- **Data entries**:

· · ·

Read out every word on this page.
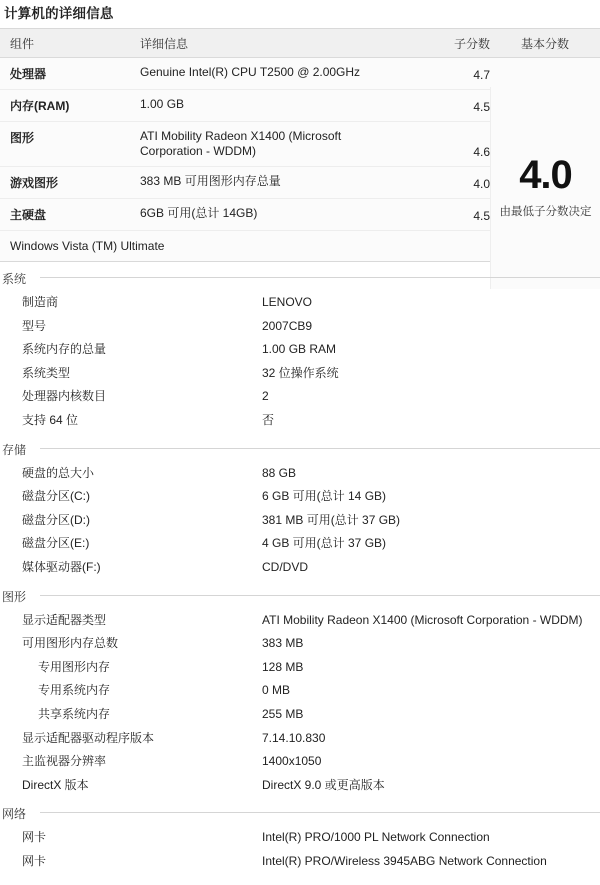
计算机的详细信息
组件	详细信息	子分数	基本分数
处理器	Genuine Intel(R) CPU T2500 @ 2.00GHz	4.7
内存(RAM)	1.00 GB	4.5
图形	ATI Mobility Radeon X1400 (Microsoft Corporation - WDDM)	4.6
游戏图形	383 MB 可用图形内存总量	4.0
主硬盘	6GB 可用(总计 14GB)	4.5
Windows Vista (TM) Ultimate
4.0
由最低子分数决定
系统
制造商	LENOVO
型号	2007CB9
系统内存的总量	1.00 GB RAM
系统类型	32 位操作系统
处理器内核数目	2
支持 64 位	否
存储
硬盘的总大小	88 GB
磁盘分区(C:)	6 GB 可用(总计 14 GB)
磁盘分区(D:)	381 MB 可用(总计 37 GB)
磁盘分区(E:)	4 GB 可用(总计 37 GB)
媒体驱动器(F:)	CD/DVD
图形
显示适配器类型	ATI Mobility Radeon X1400 (Microsoft Corporation - WDDM)
可用图形内存总数	383 MB
专用图形内存	128 MB
专用系统内存	0 MB
共享系统内存	255 MB
显示适配器驱动程序版本	7.14.10.830
主监视器分辨率	1400x1050
DirectX 版本	DirectX 9.0 或更高版本
网络
网卡	Intel(R) PRO/1000 PL Network Connection
网卡	Intel(R) PRO/Wireless 3945ABG Network Connection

· · ·

- **EXERCISE TASK**: Write out the full set of lines verbatim, without the pictures.

- **WORKED SOLUTION**:
Read out every word on this page.
计算机的详细信息
组件	详细信息	子分数	基本分数
处理器	Genuine Intel(R) CPU T2500 @ 2.00GHz	4.7
内存(RAM)	1.00 GB	4.5
图形	ATI Mobility Radeon X1400 (Microsoft Corporation - WDDM)	4.6
游戏图形	383 MB 可用图形内存总量	4.0
主硬盘	6GB 可用(总计 14GB)	4.5
Windows Vista (TM) Ultimate
4.0
由最低子分数决定
系统
制造商	LENOVO
型号	2007CB9
系统内存的总量	1.00 GB RAM
系统类型	32 位操作系统
处理器内核数目	2
支持 64 位	否
存储
硬盘的总大小	88 GB
磁盘分区(C:)	6 GB 可用(总计 14 GB)
磁盘分区(D:)	381 MB 可用(总计 37 GB)
磁盘分区(E:)	4 GB 可用(总计 37 GB)
媒体驱动器(F:)	CD/DVD
图形
显示适配器类型	ATI Mobility Radeon X1400 (Microsoft Corporation - WDDM)
可用图形内存总数	383 MB
专用图形内存	128 MB
专用系统内存	0 MB
共享系统内存	255 MB
显示适配器驱动程序版本	7.14.10.830
主监视器分辨率	1400x1050
DirectX 版本	DirectX 9.0 或更高版本
网络
网卡	Intel(R) PRO/1000 PL Network Connection
网卡	Intel(R) PRO/Wireless 3945ABG Network Connection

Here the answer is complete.